TASK TO COMPLETE: Of the lines below, count those containing the word "grid". Reply with the number alone.

--- DATA RECORDS ---

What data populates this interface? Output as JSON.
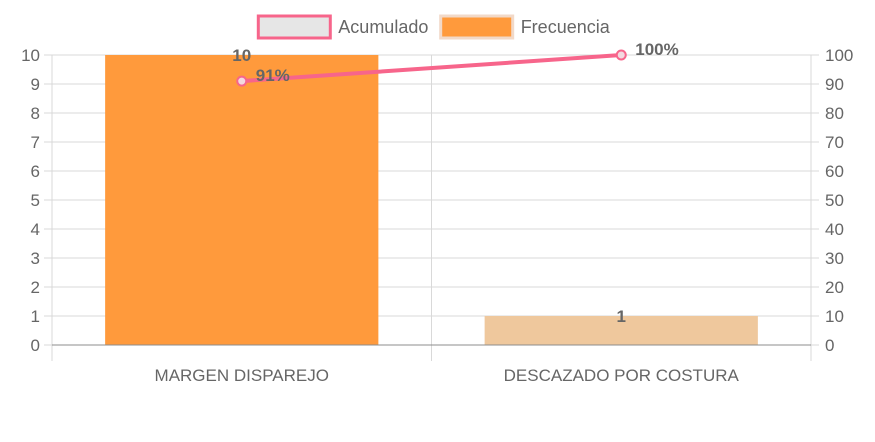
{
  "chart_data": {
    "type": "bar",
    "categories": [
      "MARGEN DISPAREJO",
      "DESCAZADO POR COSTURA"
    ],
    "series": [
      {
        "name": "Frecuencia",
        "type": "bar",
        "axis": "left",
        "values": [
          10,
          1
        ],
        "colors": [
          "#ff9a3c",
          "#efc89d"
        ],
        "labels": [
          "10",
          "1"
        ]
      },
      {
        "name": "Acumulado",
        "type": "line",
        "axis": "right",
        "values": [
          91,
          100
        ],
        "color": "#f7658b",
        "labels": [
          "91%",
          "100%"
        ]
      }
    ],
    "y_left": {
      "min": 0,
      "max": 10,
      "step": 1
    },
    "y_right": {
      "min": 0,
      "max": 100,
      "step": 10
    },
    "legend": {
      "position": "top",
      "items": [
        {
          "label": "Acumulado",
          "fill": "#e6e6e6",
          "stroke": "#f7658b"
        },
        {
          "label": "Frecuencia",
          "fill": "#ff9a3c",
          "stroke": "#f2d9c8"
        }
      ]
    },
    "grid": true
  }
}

---
--- DATA RECORDS ---

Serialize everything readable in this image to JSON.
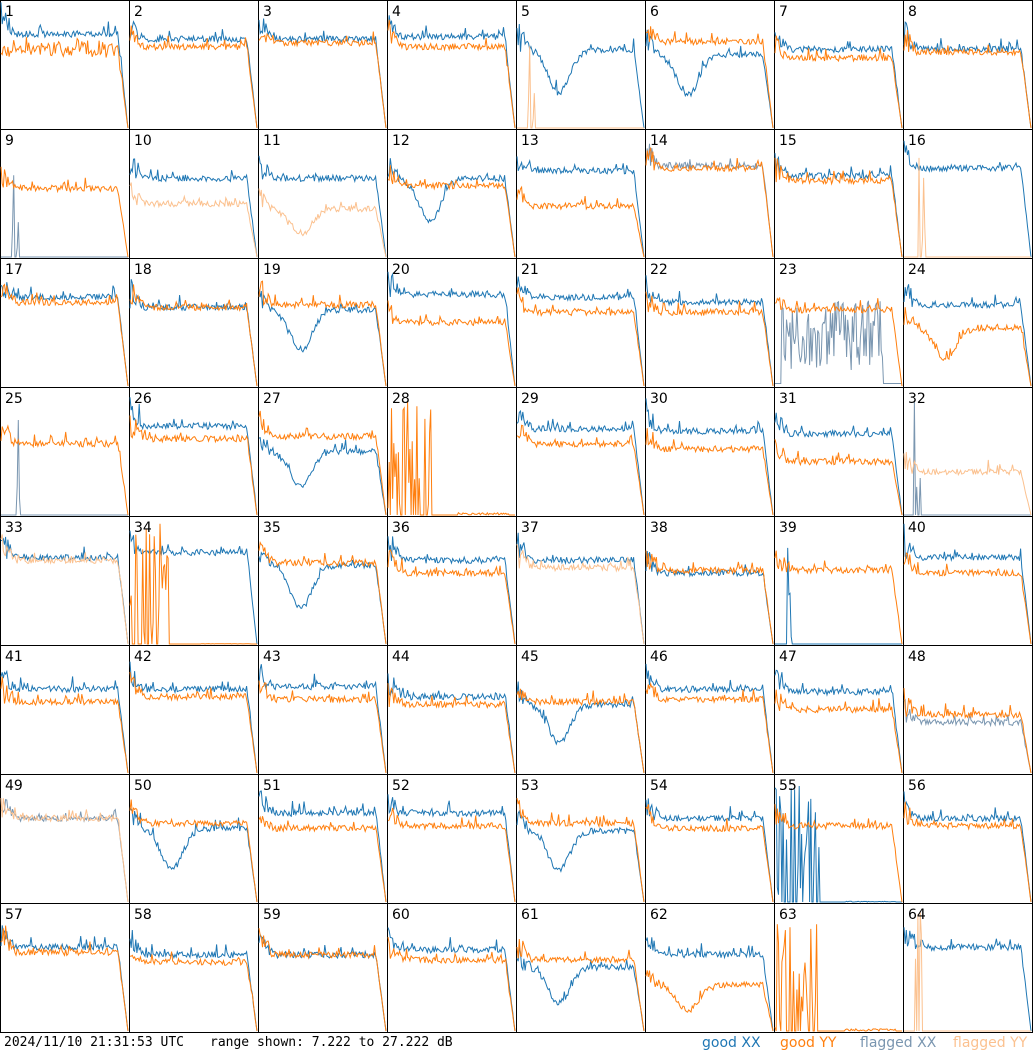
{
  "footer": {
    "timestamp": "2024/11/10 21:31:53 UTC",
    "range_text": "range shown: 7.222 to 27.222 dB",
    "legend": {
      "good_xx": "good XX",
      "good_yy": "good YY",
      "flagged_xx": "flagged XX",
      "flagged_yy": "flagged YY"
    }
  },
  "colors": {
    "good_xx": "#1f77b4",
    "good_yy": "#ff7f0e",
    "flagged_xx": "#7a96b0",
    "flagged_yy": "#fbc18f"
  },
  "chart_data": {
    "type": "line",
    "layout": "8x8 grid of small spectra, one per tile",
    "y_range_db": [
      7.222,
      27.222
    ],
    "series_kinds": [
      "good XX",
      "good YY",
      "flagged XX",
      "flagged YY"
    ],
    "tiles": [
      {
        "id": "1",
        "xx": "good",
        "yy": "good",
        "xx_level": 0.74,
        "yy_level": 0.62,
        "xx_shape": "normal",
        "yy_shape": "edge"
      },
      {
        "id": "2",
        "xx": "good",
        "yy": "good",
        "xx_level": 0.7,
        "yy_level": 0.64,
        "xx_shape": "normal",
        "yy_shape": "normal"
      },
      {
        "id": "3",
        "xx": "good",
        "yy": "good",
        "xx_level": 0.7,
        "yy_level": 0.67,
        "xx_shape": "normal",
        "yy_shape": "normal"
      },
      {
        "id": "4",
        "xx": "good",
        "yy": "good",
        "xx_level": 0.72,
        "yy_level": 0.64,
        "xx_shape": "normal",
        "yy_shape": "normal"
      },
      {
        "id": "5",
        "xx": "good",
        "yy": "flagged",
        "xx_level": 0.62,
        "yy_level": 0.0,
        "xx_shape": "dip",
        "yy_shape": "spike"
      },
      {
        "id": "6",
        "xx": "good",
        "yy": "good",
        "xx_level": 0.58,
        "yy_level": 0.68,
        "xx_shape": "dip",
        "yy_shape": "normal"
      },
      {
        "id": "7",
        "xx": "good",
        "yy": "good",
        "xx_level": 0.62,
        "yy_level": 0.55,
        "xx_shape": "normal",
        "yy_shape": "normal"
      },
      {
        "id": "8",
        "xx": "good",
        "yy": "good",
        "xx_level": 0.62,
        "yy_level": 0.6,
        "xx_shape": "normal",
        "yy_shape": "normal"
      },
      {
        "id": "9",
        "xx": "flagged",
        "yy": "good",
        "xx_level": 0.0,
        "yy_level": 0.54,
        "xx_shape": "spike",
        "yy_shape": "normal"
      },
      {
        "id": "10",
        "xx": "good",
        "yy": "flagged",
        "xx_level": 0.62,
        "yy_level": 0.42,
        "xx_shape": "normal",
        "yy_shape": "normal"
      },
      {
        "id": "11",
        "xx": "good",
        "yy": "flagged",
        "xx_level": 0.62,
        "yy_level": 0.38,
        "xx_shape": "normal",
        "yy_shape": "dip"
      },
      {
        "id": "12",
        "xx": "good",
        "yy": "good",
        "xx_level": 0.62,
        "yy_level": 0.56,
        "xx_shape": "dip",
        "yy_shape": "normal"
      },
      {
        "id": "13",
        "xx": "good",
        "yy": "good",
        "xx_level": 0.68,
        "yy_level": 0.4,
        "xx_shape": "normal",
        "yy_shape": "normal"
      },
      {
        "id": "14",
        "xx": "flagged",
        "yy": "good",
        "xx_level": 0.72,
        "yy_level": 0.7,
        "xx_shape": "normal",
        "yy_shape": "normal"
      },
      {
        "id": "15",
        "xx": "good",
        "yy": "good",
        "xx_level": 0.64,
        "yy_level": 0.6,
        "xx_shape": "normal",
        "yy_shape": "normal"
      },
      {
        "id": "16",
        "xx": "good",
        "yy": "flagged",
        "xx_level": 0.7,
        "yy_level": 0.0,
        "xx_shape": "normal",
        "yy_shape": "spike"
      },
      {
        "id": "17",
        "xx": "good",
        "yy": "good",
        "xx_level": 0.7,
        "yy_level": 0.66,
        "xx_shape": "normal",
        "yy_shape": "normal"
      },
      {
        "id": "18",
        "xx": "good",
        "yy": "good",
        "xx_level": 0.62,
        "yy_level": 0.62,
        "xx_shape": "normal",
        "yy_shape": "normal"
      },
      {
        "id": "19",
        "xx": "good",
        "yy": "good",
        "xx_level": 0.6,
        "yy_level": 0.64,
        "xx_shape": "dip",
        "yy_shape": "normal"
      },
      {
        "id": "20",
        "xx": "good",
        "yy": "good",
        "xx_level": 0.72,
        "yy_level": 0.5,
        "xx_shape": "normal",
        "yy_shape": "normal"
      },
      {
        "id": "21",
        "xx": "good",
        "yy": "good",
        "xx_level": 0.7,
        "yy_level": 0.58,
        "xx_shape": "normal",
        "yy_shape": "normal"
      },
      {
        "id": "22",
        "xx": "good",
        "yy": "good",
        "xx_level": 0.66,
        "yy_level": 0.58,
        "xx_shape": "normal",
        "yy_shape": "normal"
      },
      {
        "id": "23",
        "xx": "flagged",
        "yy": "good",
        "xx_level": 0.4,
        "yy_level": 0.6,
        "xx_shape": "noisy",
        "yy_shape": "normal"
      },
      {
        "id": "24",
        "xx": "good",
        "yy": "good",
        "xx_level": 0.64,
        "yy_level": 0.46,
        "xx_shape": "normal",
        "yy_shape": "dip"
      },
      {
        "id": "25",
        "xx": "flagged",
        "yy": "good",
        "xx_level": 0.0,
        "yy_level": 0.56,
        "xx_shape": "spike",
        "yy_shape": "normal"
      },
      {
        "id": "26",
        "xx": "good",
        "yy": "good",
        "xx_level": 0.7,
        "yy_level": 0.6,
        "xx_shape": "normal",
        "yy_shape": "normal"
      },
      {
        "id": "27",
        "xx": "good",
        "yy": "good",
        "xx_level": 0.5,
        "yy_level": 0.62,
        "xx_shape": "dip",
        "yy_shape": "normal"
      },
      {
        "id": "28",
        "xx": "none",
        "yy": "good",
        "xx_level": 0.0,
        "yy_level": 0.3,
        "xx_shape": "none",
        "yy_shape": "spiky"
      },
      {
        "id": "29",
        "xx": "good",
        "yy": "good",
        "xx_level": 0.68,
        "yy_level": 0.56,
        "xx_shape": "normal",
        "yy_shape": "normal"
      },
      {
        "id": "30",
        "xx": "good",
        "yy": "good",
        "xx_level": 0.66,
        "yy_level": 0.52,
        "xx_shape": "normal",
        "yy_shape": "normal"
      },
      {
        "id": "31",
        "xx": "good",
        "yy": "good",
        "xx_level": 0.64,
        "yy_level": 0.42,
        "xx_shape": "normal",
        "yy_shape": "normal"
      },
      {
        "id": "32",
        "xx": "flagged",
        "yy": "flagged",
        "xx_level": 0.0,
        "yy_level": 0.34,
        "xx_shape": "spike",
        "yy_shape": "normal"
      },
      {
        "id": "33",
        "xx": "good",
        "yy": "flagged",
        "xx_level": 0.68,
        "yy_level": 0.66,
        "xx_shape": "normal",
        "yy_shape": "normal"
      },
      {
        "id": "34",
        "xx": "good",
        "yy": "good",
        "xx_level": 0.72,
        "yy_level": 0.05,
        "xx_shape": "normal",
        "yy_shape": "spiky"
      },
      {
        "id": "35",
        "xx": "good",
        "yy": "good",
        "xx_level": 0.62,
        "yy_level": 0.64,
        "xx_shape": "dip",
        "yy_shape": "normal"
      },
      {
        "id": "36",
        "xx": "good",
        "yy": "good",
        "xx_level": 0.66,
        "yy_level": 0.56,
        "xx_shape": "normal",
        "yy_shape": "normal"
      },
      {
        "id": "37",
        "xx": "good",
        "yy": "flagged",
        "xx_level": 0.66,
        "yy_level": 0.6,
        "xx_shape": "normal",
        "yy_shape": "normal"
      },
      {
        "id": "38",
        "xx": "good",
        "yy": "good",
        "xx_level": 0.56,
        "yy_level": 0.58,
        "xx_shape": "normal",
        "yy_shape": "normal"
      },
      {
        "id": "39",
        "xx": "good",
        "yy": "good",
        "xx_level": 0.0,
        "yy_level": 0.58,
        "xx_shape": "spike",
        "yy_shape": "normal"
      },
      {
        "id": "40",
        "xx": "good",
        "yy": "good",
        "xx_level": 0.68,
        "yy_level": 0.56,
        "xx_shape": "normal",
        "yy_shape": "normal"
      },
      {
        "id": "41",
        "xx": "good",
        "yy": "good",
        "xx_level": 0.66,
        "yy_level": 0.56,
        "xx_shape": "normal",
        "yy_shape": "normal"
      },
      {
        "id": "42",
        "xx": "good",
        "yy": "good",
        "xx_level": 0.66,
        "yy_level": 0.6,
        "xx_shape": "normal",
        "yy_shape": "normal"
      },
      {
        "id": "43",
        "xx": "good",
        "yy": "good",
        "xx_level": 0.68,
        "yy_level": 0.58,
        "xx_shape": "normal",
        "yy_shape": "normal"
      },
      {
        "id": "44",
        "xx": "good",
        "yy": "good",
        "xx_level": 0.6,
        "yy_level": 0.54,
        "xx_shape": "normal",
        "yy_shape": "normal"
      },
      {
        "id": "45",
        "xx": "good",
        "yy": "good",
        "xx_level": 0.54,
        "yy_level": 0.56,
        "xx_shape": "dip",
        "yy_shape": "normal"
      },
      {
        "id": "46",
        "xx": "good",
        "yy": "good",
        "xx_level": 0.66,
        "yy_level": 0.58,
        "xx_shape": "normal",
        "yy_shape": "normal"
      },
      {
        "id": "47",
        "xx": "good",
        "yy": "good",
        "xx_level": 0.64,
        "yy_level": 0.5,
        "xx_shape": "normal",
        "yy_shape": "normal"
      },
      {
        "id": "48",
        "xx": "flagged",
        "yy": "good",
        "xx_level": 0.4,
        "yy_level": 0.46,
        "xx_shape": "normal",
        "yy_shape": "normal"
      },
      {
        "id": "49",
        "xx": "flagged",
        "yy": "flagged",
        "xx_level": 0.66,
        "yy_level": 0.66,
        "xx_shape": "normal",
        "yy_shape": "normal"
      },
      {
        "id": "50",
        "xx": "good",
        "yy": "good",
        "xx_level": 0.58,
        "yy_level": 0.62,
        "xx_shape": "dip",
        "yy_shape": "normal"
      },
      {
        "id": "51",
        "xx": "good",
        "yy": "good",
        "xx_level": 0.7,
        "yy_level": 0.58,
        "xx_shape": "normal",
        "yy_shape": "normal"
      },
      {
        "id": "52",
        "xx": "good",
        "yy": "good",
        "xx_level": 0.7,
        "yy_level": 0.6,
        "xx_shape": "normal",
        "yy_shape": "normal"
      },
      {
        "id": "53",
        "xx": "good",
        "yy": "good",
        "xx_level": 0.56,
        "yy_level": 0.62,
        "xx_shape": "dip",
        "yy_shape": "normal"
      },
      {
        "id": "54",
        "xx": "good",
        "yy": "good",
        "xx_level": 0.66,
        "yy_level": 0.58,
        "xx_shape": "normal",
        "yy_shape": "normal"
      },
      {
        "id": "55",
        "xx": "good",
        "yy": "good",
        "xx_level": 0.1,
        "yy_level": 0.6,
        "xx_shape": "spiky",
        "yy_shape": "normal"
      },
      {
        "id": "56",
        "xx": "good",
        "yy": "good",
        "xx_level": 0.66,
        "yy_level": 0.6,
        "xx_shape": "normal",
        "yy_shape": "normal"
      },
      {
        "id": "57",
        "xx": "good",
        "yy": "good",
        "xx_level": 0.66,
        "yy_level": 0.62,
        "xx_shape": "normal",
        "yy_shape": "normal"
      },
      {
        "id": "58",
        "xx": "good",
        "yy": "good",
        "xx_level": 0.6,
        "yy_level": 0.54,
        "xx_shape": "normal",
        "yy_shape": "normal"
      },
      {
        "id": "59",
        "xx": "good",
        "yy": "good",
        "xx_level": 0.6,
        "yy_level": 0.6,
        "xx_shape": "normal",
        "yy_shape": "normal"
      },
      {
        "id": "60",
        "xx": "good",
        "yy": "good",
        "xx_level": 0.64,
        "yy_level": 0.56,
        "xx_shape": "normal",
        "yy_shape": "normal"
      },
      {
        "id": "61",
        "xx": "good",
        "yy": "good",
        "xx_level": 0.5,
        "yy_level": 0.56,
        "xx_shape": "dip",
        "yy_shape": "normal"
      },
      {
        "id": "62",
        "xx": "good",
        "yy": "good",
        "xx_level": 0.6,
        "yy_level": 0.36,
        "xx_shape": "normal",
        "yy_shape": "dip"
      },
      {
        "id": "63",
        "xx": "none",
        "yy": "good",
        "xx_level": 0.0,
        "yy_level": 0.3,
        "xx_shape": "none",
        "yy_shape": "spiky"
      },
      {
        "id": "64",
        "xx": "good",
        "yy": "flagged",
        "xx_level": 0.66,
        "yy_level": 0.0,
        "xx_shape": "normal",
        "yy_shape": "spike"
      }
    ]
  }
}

---

CORRECT OUTPUT: 2